■ INPUT MATERIAL ■
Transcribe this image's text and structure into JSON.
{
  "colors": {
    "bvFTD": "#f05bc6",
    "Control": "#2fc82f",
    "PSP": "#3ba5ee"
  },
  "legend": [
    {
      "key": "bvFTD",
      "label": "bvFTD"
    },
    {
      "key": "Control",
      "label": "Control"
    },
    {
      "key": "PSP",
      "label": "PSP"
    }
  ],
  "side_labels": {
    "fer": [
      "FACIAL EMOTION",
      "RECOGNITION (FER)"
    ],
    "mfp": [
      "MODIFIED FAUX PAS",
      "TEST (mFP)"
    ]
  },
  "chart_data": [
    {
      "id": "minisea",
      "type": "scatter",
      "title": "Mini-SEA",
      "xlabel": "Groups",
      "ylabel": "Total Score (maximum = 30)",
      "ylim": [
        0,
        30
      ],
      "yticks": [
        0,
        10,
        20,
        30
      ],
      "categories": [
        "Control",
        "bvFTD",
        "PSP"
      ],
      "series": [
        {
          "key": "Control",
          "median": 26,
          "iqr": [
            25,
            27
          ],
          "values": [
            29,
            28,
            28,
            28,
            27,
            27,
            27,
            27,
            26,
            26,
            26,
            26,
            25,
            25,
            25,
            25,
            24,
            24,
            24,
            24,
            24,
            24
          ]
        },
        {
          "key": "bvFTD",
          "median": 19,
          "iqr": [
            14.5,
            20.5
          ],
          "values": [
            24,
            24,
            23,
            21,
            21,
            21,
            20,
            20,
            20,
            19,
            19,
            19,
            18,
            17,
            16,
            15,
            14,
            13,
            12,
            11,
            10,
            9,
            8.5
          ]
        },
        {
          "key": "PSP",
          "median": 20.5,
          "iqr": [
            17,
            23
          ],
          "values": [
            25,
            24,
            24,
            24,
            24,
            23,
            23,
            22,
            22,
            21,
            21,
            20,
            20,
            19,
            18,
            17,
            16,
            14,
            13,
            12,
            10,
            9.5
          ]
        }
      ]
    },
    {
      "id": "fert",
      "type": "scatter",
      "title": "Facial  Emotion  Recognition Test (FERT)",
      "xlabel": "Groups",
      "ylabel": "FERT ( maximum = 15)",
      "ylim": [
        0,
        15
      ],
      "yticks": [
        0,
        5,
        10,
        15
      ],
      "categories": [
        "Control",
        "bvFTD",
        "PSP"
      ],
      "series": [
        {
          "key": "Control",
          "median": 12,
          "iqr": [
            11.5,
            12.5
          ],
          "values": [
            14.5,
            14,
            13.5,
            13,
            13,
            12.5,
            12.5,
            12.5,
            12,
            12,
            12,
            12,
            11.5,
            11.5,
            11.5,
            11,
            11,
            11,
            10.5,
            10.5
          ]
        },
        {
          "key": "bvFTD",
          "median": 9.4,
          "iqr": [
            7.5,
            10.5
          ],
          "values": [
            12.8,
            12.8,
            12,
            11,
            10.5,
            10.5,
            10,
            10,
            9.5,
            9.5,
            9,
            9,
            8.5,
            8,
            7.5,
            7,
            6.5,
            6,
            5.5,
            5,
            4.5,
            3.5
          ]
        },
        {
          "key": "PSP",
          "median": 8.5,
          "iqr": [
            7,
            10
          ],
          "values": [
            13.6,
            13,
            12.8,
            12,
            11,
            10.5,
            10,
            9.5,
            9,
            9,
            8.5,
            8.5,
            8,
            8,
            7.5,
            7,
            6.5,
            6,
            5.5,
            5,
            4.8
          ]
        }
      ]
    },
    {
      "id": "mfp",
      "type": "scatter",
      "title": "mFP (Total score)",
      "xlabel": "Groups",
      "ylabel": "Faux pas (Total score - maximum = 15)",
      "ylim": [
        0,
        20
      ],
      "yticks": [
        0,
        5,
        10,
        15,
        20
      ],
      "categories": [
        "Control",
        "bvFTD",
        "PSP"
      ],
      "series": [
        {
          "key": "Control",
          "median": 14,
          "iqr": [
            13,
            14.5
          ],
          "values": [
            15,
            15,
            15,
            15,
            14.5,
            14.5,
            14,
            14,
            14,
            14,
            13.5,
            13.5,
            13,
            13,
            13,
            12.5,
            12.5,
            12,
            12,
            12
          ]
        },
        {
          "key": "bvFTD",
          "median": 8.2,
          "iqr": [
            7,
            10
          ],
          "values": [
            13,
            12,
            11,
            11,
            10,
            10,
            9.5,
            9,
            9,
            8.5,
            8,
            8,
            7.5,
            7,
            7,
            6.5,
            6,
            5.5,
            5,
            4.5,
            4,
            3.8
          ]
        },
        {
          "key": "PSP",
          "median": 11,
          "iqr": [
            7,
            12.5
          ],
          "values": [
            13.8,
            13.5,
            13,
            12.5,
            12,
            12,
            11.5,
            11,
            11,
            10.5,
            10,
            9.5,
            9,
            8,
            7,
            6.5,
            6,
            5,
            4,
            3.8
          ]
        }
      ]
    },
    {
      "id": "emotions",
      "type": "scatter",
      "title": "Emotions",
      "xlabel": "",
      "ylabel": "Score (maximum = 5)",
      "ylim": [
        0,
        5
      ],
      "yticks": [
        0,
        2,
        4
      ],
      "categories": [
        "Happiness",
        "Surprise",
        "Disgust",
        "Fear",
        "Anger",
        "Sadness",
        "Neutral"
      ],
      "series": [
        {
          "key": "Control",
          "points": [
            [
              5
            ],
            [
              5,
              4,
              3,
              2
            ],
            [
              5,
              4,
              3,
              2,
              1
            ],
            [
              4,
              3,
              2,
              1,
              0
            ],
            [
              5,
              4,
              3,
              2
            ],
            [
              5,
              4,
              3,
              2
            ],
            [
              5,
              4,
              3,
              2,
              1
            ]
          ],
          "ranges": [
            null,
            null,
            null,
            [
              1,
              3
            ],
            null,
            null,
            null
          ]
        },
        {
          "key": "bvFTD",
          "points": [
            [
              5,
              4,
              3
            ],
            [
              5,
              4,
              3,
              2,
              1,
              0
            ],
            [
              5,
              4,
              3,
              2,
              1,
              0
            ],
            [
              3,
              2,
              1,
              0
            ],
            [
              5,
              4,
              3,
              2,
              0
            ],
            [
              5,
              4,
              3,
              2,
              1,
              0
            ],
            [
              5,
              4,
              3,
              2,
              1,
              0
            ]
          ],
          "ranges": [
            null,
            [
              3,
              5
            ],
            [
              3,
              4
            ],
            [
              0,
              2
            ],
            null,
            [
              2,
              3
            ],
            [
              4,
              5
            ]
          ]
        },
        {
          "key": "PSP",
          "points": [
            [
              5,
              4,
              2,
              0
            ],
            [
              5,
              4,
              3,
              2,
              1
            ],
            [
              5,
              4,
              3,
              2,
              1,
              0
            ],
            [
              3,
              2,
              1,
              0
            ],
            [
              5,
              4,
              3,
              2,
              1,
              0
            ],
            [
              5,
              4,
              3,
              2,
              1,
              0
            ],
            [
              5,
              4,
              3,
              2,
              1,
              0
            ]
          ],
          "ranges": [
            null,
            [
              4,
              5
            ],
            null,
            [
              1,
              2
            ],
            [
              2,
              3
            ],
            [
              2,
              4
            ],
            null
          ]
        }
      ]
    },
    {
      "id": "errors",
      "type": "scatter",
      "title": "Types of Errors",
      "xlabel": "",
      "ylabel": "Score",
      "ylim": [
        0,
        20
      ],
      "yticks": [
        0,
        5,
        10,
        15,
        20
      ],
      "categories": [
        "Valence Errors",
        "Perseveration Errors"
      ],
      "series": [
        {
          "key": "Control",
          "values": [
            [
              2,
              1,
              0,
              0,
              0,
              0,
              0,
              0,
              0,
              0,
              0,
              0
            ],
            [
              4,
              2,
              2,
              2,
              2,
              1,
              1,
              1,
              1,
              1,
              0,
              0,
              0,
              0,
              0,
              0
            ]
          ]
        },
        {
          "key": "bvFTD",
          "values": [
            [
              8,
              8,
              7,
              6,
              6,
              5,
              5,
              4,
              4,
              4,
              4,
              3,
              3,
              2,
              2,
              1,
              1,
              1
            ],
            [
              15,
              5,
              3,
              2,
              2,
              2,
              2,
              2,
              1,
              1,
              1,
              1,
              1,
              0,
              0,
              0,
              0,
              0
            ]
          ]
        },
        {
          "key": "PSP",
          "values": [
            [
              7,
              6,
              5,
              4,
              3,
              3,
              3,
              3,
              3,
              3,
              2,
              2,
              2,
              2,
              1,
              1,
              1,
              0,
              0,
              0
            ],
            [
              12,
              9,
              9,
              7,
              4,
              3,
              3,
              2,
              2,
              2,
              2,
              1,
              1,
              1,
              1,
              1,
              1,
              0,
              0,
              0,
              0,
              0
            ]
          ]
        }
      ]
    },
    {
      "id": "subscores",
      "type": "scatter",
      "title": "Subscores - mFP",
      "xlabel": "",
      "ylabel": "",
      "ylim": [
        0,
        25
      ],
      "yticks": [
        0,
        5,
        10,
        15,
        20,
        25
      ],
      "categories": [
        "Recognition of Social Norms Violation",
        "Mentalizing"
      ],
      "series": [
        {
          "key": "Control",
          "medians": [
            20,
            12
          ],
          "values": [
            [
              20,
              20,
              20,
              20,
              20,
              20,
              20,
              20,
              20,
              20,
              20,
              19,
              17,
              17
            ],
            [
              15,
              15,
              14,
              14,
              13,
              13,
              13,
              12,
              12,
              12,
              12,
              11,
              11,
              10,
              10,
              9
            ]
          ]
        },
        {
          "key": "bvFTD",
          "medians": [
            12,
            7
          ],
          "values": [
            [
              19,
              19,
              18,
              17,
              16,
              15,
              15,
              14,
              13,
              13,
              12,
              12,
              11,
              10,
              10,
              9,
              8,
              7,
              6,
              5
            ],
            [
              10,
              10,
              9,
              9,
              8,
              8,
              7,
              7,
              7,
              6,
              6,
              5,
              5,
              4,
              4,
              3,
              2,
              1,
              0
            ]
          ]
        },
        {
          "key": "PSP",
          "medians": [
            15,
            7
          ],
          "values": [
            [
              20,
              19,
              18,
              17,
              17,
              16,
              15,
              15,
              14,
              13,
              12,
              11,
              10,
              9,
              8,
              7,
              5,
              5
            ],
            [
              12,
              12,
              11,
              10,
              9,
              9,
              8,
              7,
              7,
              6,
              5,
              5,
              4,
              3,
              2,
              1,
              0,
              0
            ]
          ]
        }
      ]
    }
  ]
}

■ TO BE DONE ■
Within the records above, how many lines include the word "maximum"? State the number by itself.

■ ANSWER TO THE EXERCISE ■
4